**GIVEN DATA**
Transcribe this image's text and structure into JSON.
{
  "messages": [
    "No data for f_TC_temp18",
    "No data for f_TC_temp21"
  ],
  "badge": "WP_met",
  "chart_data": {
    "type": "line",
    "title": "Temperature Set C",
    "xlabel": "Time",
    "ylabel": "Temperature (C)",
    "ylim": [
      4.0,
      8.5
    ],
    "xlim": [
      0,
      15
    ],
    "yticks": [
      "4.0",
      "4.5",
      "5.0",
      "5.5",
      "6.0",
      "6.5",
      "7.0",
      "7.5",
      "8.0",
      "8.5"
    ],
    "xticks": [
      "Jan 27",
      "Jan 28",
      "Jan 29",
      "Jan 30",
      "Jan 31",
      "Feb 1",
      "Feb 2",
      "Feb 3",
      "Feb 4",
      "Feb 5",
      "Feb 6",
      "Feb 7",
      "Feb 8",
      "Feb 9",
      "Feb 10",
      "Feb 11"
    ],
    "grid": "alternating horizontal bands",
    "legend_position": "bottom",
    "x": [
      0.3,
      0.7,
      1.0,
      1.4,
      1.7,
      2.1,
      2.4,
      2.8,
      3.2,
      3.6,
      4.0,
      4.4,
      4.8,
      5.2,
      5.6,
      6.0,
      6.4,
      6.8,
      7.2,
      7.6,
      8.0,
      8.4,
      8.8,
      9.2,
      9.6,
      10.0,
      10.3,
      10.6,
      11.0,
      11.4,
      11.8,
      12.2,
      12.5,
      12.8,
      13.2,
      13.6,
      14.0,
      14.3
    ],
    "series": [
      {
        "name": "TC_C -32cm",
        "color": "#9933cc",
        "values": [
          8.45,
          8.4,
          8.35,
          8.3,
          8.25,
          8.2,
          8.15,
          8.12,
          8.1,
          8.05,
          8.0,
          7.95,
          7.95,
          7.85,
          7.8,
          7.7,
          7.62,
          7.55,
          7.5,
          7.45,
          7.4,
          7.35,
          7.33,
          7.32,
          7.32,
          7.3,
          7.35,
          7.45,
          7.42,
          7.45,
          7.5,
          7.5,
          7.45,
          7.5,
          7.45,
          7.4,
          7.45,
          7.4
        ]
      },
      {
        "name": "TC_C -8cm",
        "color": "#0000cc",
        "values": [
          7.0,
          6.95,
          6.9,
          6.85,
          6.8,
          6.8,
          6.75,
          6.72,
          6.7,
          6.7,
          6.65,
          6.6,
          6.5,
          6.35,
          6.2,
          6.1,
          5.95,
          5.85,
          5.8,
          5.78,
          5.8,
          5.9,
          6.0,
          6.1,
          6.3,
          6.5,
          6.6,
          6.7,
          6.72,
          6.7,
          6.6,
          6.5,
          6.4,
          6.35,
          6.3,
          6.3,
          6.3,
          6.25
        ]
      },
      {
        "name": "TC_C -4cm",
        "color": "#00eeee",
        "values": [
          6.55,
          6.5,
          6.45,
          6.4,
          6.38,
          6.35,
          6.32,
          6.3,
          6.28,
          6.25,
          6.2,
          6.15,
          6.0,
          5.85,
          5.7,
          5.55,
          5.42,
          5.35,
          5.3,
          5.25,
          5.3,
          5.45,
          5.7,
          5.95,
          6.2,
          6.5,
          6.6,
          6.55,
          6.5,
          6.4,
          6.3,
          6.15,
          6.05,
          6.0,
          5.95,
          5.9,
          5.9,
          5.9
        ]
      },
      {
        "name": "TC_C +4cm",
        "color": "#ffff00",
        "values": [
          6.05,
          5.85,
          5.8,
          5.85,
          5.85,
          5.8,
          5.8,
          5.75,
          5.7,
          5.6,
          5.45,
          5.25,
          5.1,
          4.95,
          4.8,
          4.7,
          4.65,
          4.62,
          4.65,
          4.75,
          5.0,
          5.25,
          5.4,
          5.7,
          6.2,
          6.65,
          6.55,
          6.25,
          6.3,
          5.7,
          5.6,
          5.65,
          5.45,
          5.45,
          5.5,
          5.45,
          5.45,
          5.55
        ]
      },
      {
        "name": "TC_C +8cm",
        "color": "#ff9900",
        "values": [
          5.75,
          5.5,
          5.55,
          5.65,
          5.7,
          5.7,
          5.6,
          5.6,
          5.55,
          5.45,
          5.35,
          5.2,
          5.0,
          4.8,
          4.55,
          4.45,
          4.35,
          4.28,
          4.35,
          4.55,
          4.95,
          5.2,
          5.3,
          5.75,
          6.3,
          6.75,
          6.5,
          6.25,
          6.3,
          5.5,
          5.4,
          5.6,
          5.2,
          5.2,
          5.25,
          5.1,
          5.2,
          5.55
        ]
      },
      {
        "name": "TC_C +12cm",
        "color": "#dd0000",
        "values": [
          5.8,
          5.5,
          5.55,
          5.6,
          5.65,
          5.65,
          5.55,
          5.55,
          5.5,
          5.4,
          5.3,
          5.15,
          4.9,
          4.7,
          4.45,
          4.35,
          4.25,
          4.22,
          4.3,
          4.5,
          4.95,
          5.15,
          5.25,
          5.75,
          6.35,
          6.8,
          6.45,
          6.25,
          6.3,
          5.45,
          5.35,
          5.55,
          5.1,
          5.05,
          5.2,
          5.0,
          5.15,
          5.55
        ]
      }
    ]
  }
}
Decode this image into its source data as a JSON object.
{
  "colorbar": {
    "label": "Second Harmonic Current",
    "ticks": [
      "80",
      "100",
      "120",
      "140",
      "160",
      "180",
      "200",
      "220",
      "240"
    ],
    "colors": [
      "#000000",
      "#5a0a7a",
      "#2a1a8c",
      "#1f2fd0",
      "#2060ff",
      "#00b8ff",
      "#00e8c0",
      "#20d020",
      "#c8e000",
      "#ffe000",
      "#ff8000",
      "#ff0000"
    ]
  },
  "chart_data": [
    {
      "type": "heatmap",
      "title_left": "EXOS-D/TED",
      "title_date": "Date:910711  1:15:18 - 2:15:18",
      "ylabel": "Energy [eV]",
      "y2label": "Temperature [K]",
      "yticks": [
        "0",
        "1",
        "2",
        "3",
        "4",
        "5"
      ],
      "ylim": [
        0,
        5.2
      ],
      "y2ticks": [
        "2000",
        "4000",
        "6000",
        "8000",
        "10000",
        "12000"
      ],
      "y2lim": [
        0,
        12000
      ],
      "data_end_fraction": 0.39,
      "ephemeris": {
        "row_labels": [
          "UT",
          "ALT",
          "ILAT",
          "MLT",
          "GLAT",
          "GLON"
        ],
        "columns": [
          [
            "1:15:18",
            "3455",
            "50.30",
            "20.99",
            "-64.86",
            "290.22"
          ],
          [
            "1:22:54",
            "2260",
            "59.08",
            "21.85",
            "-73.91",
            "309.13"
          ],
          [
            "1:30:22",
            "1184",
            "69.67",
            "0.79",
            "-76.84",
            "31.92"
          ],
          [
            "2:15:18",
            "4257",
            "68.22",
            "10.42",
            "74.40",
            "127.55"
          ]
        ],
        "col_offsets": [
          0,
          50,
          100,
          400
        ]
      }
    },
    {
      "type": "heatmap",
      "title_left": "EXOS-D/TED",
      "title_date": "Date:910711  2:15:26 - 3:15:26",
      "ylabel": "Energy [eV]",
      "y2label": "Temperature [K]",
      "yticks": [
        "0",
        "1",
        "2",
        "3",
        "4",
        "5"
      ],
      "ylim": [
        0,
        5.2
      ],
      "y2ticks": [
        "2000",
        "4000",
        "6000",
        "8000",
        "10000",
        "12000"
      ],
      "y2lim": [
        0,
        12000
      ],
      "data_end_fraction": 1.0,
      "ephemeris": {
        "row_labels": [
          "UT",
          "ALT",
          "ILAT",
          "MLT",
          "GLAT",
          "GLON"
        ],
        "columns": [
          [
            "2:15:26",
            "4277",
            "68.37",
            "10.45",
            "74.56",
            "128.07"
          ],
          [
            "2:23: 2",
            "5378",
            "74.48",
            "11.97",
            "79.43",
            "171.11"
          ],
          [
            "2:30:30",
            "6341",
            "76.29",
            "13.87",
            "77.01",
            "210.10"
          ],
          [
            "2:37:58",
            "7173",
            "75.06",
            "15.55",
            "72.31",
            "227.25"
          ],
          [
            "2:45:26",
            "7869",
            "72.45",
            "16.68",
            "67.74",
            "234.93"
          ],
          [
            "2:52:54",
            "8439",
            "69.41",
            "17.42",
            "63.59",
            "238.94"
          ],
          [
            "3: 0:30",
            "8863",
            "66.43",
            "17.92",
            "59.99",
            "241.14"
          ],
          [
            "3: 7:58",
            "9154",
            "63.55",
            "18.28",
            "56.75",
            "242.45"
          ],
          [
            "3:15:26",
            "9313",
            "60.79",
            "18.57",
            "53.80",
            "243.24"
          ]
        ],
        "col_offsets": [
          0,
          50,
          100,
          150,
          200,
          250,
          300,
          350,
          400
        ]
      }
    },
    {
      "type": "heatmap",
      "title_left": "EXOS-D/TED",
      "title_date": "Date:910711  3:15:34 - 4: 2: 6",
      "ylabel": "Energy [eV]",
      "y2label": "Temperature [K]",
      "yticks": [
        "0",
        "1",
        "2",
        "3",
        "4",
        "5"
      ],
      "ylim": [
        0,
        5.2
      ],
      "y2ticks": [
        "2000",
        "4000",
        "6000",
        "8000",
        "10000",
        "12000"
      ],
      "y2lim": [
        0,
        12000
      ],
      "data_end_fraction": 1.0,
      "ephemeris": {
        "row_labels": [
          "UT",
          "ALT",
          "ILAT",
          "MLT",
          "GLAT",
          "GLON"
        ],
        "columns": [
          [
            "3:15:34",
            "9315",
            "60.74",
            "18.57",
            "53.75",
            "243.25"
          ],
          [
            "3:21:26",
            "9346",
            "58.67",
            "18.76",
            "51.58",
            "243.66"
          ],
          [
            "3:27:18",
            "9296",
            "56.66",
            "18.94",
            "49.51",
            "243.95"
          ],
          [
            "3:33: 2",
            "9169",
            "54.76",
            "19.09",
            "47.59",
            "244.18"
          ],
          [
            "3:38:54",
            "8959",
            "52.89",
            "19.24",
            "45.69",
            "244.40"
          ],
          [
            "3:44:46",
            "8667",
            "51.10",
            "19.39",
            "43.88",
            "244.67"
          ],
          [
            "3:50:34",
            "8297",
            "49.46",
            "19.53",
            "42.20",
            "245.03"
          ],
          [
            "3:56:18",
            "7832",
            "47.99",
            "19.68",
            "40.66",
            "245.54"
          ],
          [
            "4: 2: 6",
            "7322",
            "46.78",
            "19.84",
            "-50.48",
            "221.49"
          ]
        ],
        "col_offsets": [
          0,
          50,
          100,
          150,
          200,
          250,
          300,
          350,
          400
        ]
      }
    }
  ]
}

**OBJECTIVE**
Which lines in the data above contain "Date"? Show each one.

**RESULT FOR THIS TASK**
      "title_date": "Date:910711  1:15:18 - 2:15:18",
      "title_date": "Date:910711  2:15:26 - 3:15:26",
      "title_date": "Date:910711  3:15:34 - 4: 2: 6",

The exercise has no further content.